| Exercise |
Wherever the string "Caribbean" appears in the listing, copy that line.

| Records from a collection of figures |
begin

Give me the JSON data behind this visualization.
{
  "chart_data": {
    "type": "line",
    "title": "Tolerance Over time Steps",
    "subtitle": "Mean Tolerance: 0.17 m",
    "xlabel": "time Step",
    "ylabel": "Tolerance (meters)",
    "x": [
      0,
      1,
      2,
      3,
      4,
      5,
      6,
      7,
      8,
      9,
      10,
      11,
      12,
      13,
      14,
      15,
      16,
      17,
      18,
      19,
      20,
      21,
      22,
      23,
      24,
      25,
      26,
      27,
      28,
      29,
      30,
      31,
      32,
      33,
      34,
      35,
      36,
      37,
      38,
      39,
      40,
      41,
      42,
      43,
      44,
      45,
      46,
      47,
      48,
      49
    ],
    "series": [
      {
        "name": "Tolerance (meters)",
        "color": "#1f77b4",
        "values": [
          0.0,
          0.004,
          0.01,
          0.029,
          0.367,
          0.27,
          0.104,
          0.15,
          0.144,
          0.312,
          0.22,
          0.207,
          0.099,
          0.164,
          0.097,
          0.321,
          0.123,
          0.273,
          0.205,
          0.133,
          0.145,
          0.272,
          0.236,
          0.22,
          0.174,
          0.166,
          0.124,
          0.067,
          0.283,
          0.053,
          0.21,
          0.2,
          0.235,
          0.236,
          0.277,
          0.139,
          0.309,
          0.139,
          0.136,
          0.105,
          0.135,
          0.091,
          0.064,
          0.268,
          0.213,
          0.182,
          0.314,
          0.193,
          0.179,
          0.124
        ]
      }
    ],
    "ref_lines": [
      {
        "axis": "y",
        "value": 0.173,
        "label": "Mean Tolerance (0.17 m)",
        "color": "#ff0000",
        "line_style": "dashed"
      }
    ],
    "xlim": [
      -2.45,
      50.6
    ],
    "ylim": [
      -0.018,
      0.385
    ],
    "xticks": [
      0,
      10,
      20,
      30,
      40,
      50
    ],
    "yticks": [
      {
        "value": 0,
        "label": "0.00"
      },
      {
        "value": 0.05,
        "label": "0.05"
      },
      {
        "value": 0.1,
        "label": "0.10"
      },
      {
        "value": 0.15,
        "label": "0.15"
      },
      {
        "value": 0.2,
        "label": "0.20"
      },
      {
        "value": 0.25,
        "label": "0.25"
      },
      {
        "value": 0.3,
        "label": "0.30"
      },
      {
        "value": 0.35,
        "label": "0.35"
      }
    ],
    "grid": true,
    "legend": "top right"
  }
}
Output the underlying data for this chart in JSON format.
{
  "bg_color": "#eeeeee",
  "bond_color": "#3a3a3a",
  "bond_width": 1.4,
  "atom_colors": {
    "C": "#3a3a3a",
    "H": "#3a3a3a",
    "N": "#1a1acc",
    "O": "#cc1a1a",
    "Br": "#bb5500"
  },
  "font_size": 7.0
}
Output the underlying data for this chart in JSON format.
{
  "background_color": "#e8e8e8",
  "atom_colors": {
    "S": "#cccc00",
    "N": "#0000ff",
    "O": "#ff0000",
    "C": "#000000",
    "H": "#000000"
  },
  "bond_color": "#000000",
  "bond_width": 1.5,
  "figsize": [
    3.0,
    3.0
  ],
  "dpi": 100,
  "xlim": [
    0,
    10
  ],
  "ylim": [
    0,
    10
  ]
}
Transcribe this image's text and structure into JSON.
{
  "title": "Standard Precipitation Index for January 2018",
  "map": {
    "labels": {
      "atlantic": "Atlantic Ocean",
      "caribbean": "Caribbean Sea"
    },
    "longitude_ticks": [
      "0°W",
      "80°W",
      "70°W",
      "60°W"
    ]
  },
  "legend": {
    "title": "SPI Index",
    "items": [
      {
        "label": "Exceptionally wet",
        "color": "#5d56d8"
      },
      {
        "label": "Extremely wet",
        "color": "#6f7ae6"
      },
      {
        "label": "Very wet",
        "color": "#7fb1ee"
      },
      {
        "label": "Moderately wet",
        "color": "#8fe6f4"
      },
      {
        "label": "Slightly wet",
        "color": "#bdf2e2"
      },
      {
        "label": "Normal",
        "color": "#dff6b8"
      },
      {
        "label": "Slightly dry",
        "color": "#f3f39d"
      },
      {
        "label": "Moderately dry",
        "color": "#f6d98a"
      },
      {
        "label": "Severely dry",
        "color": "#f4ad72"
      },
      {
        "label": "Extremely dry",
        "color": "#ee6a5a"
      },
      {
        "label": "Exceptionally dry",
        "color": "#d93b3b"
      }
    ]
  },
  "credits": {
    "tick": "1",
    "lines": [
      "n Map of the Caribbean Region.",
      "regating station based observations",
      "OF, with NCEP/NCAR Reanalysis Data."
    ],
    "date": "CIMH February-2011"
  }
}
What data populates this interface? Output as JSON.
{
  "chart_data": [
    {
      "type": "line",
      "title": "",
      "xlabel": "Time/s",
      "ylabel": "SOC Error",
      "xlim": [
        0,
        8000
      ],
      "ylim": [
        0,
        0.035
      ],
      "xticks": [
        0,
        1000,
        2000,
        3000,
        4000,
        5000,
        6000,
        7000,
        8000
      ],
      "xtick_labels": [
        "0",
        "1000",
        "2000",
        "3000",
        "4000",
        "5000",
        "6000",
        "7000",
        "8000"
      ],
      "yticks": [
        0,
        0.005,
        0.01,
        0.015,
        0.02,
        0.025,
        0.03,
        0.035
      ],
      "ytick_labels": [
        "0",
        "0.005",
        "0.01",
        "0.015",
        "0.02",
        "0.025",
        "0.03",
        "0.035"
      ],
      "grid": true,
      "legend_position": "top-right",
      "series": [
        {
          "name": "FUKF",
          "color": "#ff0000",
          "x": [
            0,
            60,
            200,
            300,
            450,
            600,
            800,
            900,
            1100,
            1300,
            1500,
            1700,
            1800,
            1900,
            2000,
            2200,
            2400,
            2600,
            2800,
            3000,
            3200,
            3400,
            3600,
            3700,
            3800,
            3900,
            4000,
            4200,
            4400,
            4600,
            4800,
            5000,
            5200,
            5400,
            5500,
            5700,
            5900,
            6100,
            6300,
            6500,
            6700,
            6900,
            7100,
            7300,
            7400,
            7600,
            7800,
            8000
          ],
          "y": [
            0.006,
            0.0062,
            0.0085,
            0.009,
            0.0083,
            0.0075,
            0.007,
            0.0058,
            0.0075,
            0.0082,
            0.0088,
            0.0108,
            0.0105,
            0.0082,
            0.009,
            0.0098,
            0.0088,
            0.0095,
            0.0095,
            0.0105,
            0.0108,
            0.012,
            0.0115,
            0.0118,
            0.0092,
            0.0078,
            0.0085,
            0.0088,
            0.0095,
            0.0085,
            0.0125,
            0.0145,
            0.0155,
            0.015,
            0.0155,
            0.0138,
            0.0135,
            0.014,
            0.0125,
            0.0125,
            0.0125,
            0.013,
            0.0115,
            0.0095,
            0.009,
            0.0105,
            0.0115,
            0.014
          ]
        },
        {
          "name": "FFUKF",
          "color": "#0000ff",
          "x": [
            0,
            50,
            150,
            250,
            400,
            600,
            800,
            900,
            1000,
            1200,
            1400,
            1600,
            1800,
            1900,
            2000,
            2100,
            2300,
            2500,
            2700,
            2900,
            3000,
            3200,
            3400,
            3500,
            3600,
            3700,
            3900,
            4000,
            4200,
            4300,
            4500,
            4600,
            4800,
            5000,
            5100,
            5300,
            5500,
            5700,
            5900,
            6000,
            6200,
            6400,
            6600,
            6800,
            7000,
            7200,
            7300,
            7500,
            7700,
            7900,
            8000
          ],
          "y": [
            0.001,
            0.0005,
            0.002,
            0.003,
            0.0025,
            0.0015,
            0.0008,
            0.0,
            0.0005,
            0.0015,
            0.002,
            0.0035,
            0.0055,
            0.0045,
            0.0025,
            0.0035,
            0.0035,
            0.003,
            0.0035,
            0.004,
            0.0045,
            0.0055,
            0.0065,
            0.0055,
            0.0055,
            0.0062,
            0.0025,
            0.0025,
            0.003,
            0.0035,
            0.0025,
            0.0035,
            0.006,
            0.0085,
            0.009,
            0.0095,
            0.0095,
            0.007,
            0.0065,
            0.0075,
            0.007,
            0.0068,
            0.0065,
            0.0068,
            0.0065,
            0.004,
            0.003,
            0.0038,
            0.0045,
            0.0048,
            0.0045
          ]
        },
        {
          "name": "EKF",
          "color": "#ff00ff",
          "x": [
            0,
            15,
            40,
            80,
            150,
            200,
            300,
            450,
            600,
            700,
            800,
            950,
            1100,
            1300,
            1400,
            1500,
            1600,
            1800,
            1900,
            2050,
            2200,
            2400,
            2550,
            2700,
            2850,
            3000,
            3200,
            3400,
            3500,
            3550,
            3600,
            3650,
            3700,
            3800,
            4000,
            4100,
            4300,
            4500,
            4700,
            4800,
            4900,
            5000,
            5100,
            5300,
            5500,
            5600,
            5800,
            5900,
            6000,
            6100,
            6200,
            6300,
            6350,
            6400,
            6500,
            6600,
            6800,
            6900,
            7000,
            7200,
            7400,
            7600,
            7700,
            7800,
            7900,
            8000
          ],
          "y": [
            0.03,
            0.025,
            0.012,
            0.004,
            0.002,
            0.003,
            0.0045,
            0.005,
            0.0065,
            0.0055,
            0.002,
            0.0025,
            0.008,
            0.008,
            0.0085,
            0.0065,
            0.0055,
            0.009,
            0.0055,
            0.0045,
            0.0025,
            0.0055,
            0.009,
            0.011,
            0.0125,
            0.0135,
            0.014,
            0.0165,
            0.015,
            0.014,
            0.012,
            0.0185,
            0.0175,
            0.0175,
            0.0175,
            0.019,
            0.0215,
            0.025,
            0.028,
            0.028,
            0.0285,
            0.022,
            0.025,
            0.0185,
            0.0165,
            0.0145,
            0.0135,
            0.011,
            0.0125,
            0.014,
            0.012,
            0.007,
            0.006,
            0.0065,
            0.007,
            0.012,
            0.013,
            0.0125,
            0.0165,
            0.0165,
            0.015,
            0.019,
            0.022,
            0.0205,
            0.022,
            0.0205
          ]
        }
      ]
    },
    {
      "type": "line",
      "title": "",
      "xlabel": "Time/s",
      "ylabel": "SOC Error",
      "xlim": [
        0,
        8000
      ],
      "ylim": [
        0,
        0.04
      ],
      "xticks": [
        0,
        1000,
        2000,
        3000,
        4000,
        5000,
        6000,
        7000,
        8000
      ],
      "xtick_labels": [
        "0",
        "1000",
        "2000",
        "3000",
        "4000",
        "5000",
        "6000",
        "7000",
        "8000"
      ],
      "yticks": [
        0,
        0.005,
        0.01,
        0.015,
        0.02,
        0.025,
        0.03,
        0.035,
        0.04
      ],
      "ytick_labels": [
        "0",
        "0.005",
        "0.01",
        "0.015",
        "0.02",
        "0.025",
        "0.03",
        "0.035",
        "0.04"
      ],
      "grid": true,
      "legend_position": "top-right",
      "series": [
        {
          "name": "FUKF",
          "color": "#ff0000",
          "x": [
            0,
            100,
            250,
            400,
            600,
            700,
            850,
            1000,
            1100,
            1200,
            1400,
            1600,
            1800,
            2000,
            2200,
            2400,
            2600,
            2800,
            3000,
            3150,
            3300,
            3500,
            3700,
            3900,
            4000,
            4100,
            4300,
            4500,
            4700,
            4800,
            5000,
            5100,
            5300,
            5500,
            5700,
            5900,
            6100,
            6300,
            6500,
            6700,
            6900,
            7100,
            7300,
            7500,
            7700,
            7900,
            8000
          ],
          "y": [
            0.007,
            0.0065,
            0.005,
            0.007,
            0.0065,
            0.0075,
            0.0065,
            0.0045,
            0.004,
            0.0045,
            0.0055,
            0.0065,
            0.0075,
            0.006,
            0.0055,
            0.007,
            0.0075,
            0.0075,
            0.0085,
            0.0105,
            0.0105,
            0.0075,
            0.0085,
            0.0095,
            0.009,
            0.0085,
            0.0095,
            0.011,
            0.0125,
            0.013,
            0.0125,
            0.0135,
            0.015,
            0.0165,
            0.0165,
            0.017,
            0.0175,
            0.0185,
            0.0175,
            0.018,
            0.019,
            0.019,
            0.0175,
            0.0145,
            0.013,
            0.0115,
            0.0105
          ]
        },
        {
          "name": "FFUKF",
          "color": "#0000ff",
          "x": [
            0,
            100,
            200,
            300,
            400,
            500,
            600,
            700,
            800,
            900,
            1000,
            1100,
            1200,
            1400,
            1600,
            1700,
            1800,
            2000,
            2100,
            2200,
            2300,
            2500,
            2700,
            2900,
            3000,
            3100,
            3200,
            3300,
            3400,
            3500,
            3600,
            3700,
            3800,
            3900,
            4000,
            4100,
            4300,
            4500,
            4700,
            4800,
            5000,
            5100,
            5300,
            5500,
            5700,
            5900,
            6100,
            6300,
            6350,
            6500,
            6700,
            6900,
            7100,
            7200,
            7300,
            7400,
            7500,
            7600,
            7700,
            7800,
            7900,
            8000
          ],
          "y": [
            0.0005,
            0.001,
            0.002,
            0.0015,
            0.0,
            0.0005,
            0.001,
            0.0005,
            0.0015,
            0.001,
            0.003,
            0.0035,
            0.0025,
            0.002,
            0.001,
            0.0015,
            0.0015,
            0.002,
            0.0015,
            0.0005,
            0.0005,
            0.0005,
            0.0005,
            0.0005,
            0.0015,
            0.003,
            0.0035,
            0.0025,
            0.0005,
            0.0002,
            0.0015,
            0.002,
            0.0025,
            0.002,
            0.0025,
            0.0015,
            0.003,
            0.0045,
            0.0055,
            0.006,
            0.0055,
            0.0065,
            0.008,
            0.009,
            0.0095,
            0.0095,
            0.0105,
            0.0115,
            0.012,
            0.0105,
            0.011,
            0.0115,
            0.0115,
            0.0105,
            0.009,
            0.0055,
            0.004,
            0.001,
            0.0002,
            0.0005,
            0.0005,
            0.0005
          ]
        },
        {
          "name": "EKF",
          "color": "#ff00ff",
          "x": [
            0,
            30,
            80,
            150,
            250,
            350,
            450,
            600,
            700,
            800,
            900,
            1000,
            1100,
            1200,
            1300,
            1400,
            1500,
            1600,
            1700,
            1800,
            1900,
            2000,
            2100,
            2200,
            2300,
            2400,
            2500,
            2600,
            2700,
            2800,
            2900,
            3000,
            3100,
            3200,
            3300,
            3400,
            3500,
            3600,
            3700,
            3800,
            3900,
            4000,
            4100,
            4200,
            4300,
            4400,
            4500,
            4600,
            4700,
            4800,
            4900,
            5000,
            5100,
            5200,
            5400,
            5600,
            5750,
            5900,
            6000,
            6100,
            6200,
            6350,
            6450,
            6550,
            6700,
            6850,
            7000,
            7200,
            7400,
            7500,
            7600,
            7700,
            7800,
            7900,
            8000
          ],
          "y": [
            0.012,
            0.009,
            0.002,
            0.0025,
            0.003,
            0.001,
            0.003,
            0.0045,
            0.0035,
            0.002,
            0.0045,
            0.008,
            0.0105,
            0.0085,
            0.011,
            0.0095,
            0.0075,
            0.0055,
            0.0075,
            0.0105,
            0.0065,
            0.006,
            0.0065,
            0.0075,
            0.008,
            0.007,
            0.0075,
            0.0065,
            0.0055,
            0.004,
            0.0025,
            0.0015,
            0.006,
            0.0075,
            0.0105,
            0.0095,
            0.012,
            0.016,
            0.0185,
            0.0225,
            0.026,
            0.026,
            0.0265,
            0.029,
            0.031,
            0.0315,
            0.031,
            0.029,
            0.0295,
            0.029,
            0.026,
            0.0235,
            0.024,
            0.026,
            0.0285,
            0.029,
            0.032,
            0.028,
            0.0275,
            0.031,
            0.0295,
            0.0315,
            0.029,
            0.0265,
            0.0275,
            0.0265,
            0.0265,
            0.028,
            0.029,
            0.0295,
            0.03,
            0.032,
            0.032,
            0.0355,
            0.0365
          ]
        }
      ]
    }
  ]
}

end

| Result below |
      "caribbean": "Caribbean Sea"
      "n Map of the Caribbean Region.",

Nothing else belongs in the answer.